**Set exercise:** In the records below, find each line with the word "about" and copy it.

--- Start of Materials provided ---

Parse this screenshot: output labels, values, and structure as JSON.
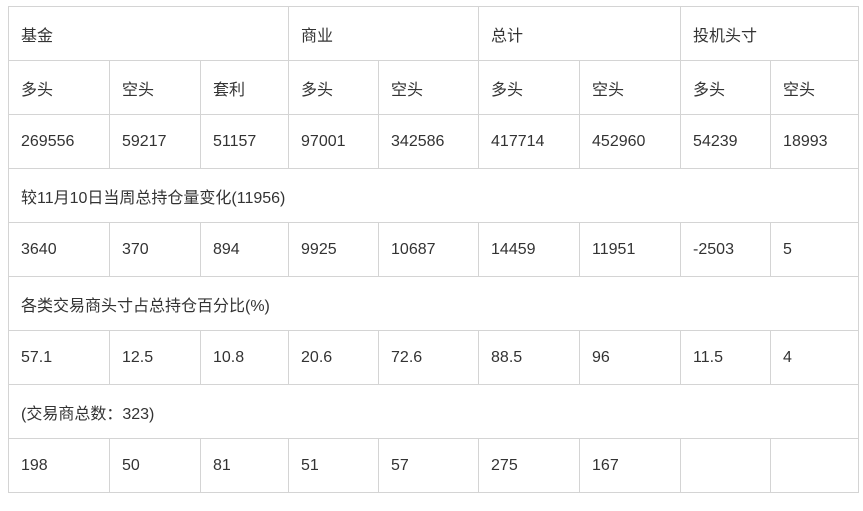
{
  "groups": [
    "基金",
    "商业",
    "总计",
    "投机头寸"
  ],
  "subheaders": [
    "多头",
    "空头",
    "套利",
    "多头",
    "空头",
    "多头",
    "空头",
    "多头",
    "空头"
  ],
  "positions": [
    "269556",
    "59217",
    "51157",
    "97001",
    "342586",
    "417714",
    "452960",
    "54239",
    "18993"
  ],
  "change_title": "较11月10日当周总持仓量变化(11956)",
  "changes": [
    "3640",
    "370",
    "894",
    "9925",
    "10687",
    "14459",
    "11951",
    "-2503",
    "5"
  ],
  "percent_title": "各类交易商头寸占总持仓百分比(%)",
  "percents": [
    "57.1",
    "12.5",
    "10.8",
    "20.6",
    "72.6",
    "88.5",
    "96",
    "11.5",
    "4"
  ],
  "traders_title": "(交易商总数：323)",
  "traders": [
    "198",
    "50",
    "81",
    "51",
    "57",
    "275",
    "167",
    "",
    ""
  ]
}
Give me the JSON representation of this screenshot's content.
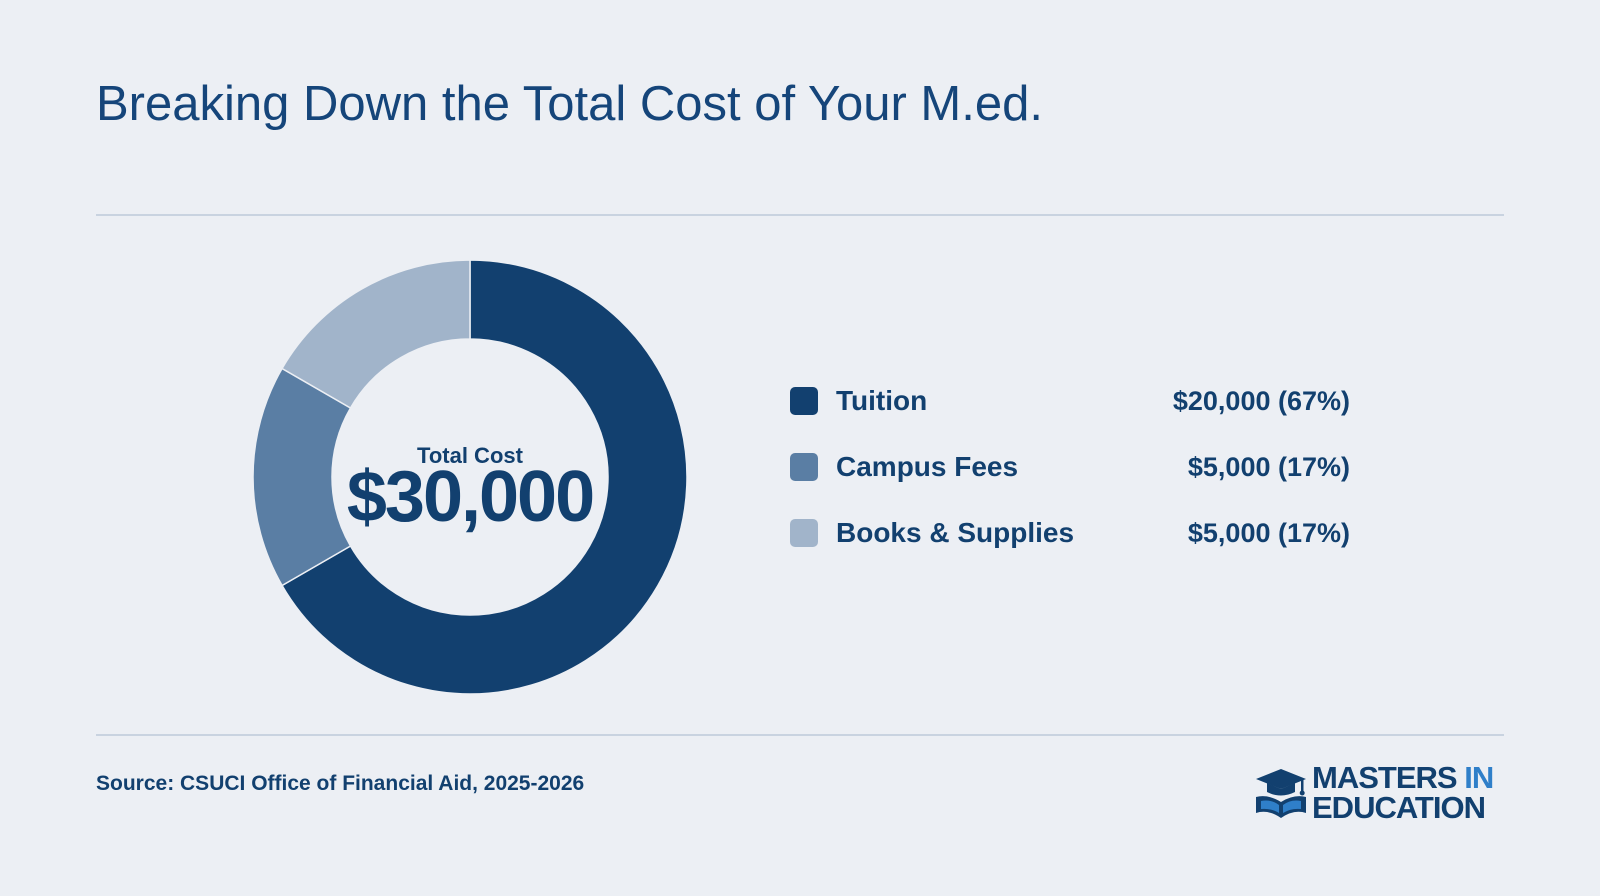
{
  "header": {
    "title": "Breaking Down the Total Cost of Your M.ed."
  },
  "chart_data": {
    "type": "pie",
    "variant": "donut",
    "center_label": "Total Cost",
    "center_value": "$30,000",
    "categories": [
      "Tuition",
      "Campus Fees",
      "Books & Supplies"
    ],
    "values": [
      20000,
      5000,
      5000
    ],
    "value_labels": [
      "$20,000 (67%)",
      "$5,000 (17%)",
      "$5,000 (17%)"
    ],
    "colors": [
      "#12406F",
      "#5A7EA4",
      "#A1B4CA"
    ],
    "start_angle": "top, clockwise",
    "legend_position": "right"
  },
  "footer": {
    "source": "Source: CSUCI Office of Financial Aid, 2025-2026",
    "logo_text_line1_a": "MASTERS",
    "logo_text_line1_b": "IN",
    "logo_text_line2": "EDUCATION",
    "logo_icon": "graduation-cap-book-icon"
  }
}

--- End of Materials provided ---
--- Start of Materials provided ---

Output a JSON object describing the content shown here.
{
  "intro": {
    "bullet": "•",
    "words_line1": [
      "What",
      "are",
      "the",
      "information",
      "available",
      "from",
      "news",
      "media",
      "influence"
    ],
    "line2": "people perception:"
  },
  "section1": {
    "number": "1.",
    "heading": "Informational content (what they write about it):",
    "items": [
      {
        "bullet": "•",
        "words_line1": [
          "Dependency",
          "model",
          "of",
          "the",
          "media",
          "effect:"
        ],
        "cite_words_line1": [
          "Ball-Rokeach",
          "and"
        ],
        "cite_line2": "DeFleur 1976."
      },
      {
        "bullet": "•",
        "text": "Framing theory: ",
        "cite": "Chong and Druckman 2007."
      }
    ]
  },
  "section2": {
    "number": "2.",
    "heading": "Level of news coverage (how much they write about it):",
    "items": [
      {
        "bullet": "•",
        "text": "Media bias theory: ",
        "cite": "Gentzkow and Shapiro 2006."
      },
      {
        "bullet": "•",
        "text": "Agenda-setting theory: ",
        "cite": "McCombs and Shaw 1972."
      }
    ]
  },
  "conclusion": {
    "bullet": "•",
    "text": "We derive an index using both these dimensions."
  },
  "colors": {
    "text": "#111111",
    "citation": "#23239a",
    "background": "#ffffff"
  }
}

--- End of Materials provided ---

**The response:**
    "heading": "Informational content (what they write about it):",
    "heading": "Level of news coverage (how much they write about it):",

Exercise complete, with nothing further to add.